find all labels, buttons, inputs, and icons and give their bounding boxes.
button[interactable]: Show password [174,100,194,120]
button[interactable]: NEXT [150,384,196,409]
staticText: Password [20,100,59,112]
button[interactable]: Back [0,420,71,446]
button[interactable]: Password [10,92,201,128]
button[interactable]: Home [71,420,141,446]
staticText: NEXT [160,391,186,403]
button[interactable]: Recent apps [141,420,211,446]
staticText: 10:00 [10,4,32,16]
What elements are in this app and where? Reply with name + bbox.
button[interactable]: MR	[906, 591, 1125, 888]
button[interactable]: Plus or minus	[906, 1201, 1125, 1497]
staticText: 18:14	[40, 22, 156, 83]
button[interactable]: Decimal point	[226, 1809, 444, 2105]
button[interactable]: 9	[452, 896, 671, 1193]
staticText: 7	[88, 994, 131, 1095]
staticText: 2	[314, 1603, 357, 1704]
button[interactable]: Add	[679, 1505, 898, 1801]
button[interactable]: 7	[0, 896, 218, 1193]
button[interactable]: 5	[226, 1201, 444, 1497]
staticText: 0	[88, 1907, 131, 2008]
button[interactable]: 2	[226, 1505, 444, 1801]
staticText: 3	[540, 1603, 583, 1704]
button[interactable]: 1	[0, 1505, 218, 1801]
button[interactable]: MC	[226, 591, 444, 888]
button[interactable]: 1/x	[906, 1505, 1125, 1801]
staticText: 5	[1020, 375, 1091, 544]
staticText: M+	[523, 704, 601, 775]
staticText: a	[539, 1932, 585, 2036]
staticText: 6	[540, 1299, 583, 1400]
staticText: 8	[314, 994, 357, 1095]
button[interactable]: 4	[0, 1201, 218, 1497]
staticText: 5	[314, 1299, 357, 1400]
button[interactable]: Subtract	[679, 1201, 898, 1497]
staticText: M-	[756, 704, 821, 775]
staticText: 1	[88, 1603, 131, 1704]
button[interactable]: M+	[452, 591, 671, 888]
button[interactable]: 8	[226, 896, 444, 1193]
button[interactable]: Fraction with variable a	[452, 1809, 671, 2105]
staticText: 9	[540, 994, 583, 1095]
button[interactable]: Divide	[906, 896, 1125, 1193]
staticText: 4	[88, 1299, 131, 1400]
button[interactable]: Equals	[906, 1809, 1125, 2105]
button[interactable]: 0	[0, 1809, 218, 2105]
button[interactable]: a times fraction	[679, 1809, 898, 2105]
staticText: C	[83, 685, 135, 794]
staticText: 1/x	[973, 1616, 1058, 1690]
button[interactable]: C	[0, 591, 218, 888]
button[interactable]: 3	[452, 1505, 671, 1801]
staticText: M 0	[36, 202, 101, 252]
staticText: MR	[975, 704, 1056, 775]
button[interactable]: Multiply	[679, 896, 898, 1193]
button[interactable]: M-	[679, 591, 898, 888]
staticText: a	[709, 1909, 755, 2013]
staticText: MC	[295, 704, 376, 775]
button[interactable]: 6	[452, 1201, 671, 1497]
________________
[Required task]
Reproduce the entire listing above line for line, with no changes to any character.

[Solved problem]
find all labels, buttons, inputs, and icons and give their bounding boxes.
button[interactable]: Show password [174,100,194,120]
button[interactable]: NEXT [150,384,196,409]
staticText: Password [20,100,59,112]
button[interactable]: Back [0,420,71,446]
button[interactable]: Password [10,92,201,128]
button[interactable]: Home [71,420,141,446]
staticText: NEXT [160,391,186,403]
button[interactable]: Recent apps [141,420,211,446]
staticText: 10:00 [10,4,32,16]
What elements are in this app and where? Reply with name + bbox.
button[interactable]: MR	[906, 591, 1125, 888]
button[interactable]: Plus or minus	[906, 1201, 1125, 1497]
staticText: 18:14	[40, 22, 156, 83]
button[interactable]: Decimal point	[226, 1809, 444, 2105]
button[interactable]: 9	[452, 896, 671, 1193]
staticText: 7	[88, 994, 131, 1095]
staticText: 2	[314, 1603, 357, 1704]
button[interactable]: Add	[679, 1505, 898, 1801]
button[interactable]: 7	[0, 896, 218, 1193]
button[interactable]: 5	[226, 1201, 444, 1497]
staticText: 0	[88, 1907, 131, 2008]
button[interactable]: 2	[226, 1505, 444, 1801]
staticText: 3	[540, 1603, 583, 1704]
button[interactable]: 1	[0, 1505, 218, 1801]
button[interactable]: MC	[226, 591, 444, 888]
button[interactable]: 1/x	[906, 1505, 1125, 1801]
staticText: 5	[1020, 375, 1091, 544]
staticText: M+	[523, 704, 601, 775]
staticText: a	[539, 1932, 585, 2036]
staticText: 6	[540, 1299, 583, 1400]
staticText: 8	[314, 994, 357, 1095]
button[interactable]: 4	[0, 1201, 218, 1497]
staticText: 5	[314, 1299, 357, 1400]
button[interactable]: Subtract	[679, 1201, 898, 1497]
staticText: M-	[756, 704, 821, 775]
staticText: 1	[88, 1603, 131, 1704]
button[interactable]: M+	[452, 591, 671, 888]
button[interactable]: 8	[226, 896, 444, 1193]
button[interactable]: Fraction with variable a	[452, 1809, 671, 2105]
staticText: 9	[540, 994, 583, 1095]
button[interactable]: Divide	[906, 896, 1125, 1193]
staticText: 4	[88, 1299, 131, 1400]
button[interactable]: Equals	[906, 1809, 1125, 2105]
button[interactable]: 0	[0, 1809, 218, 2105]
button[interactable]: a times fraction	[679, 1809, 898, 2105]
staticText: C	[83, 685, 135, 794]
staticText: 1/x	[973, 1616, 1058, 1690]
button[interactable]: C	[0, 591, 218, 888]
button[interactable]: 3	[452, 1505, 671, 1801]
staticText: M 0	[36, 202, 101, 252]
staticText: MR	[975, 704, 1056, 775]
button[interactable]: Multiply	[679, 896, 898, 1193]
button[interactable]: M-	[679, 591, 898, 888]
staticText: a	[709, 1909, 755, 2013]
staticText: MC	[295, 704, 376, 775]
button[interactable]: 6	[452, 1201, 671, 1497]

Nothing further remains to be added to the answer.